Work instructions ▸
Only the number is wanted: count the lines that include the word "región".

Input data ▸
- - -
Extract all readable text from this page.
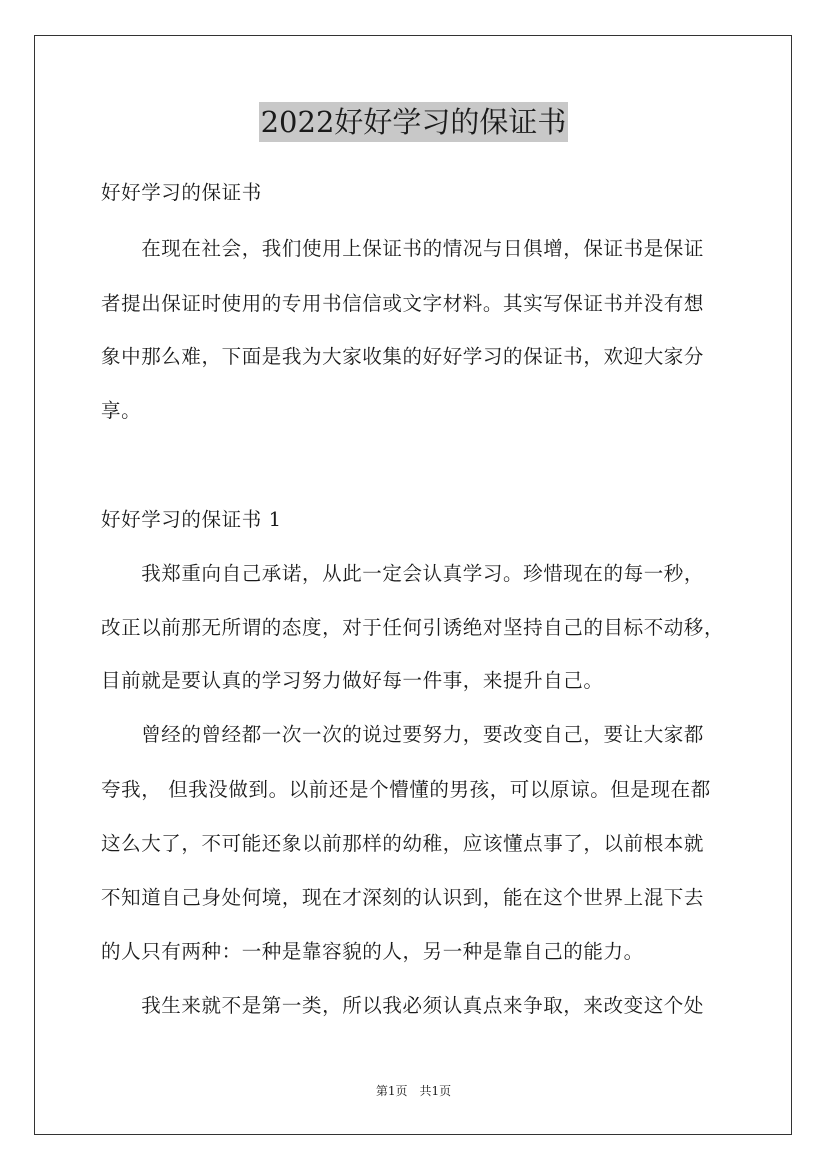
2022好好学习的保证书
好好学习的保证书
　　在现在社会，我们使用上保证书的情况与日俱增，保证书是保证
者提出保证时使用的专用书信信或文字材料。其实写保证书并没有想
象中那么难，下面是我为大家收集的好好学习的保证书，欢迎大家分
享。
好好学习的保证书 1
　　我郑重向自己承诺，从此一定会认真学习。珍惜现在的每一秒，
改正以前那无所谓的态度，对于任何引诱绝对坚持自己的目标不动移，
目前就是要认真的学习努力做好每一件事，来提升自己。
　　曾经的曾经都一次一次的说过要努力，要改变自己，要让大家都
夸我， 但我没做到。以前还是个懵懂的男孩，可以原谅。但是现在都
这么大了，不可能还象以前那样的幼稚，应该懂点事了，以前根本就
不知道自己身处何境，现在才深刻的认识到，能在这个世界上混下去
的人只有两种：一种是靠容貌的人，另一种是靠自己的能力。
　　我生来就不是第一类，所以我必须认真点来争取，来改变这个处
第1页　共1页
- - -
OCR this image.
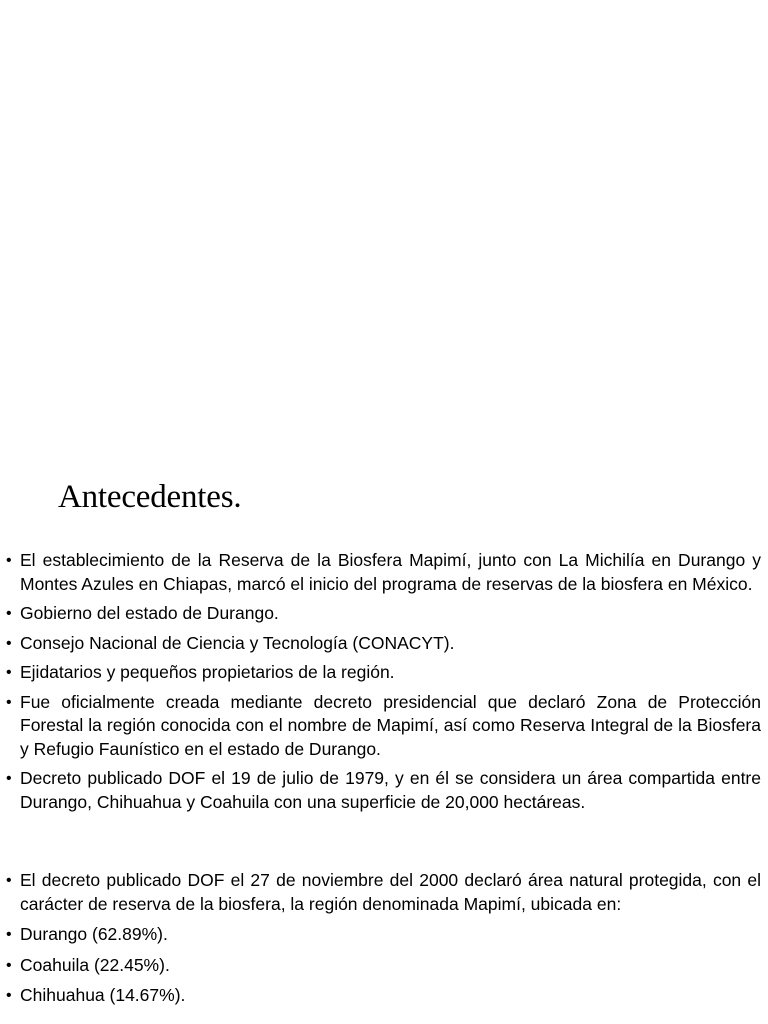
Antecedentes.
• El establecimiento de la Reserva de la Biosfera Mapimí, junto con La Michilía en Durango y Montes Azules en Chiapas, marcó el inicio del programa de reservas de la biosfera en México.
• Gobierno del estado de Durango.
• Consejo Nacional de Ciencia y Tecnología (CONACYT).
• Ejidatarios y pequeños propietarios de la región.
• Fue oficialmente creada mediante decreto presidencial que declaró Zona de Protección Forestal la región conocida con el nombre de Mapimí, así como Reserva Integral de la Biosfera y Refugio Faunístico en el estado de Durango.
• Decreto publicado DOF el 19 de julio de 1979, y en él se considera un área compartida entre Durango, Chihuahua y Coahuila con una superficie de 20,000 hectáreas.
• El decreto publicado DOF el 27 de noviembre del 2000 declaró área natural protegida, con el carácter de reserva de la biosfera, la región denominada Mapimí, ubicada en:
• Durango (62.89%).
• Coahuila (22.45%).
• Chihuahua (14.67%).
- - -
Completed task ▸
3